_TASK GOAL_: Reproduce the full abstract on miR-31 and bone mesenchymal stem cells verbatim, including the title line.

_DOCUMENT TEXT_:
▽

Therapeutic effects of bone mesenchymal stem cells on oral and maxillofacial defects: a novel signaling pathway involving miR-31/CXCR4/Akt axis.

Although bone mesenchymal stem cells (BMSCs) have been used for the treatment of oral and maxillofacial defects, the survival rate and limited proliferation reduces the therapeutic efficiency of BMSC. The aim of our study is to explore the role of miR-31 in regulating survival, proliferation, and migration of BMSC . LPS was used to induce BMSC damage and then miR-31 was used to incubate with BMSC. Subsequently, BMSC proliferation, survival, and migration were determined via ELISA, qPCR, western blots, and immunofluorescence. The expression of miR-31 was downregulated in response to LPS stress. Interestingly, supplementation of miR-31 could reverse the survival, proliferation and migration of BMSC under LPS. Mechanically, miR-31 treatment inhibited the activation of caspase, and thus promoted BMSC survival. Besides, miR-31 upregulated the genes related to cell proliferation, an effect that was followed by an increase in the levels of migratory factors. Further, we found that miR-31 treatment activated the CXCR4/Akt pathway and blockade of CXCR4/Akt could abolish the beneficial effects of miR-31 on BMSC proliferation, survival, and migration. miR-31 could increase the therapeutic efficiency of BMSC via the CXCR4/Akt pathway.

△

_Dataset entries_:
▽

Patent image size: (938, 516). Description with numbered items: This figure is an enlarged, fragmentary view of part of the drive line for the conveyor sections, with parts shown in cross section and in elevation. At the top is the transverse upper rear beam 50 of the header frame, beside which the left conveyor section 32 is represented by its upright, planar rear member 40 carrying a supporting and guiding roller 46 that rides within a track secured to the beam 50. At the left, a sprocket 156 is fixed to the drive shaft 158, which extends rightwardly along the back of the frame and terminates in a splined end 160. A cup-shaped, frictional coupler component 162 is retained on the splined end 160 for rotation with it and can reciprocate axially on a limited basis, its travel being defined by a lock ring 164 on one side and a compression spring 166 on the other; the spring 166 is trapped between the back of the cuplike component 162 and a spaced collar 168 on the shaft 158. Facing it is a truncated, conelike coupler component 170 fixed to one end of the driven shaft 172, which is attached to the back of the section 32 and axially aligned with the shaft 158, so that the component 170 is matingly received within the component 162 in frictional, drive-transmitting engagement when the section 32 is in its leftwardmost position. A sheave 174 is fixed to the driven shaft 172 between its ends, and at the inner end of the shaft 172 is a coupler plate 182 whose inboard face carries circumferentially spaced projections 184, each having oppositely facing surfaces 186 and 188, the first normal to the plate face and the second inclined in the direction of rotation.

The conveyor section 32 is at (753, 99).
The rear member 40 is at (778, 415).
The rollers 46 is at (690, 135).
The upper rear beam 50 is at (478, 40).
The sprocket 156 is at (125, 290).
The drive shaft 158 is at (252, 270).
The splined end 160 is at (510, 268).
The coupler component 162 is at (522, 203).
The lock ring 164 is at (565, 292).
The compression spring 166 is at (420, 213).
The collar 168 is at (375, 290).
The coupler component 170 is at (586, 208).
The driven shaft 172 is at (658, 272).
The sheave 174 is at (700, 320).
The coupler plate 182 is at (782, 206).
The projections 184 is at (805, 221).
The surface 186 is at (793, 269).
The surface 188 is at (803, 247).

△

_RESPONSE BELOW_:
Therapeutic effects of bone mesenchymal stem cells on oral and maxillofacial defects: a novel signaling pathway involving miR-31/CXCR4/Akt axis.

Although bone mesenchymal stem cells (BMSCs) have been used for the treatment of oral and maxillofacial defects, the survival rate and limited proliferation reduces the therapeutic efficiency of BMSC. The aim of our study is to explore the role of miR-31 in regulating survival, proliferation, and migration of BMSC . LPS was used to induce BMSC damage and then miR-31 was used to incubate with BMSC. Subsequently, BMSC proliferation, survival, and migration were determined via ELISA, qPCR, western blots, and immunofluorescence. The expression of miR-31 was downregulated in response to LPS stress. Interestingly, supplementation of miR-31 could reverse the survival, proliferation and migration of BMSC under LPS. Mechanically, miR-31 treatment inhibited the activation of caspase, and thus promoted BMSC survival. Besides, miR-31 upregulated the genes related to cell proliferation, an effect that was followed by an increase in the levels of migratory factors. Further, we found that miR-31 treatment activated the CXCR4/Akt pathway and blockade of CXCR4/Akt could abolish the beneficial effects of miR-31 on BMSC proliferation, survival, and migration. miR-31 could increase the therapeutic efficiency of BMSC via the CXCR4/Akt pathway.